▶ _BRIEF_: Output the data exactly, with every line intact.

▶ _PROVIDED RECORDS_:
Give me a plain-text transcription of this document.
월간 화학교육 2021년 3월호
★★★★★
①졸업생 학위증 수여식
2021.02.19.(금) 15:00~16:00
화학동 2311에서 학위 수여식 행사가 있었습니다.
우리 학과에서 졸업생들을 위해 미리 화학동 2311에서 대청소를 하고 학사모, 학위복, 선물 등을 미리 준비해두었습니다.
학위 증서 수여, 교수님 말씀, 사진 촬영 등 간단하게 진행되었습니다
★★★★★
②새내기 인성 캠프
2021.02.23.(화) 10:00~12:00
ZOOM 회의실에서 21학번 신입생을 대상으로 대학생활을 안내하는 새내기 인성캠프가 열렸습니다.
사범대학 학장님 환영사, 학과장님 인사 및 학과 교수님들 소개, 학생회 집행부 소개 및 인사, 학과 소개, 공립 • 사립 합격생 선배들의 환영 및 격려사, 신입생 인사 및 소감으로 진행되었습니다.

▶ _ANSWER FOR THE TASK_:
Give me a plain-text transcription of this document.
월간 화학교육 2021년 3월호
★★★★★
①졸업생 학위증 수여식
2021.02.19.(금) 15:00~16:00
화학동 2311에서 학위 수여식 행사가 있었습니다.
우리 학과에서 졸업생들을 위해 미리 화학동 2311에서 대청소를 하고 학사모, 학위복, 선물 등을 미리 준비해두었습니다.
학위 증서 수여, 교수님 말씀, 사진 촬영 등 간단하게 진행되었습니다
★★★★★
②새내기 인성 캠프
2021.02.23.(화) 10:00~12:00
ZOOM 회의실에서 21학번 신입생을 대상으로 대학생활을 안내하는 새내기 인성캠프가 열렸습니다.
사범대학 학장님 환영사, 학과장님 인사 및 학과 교수님들 소개, 학생회 집행부 소개 및 인사, 학과 소개, 공립 • 사립 합격생 선배들의 환영 및 격려사, 신입생 인사 및 소감으로 진행되었습니다.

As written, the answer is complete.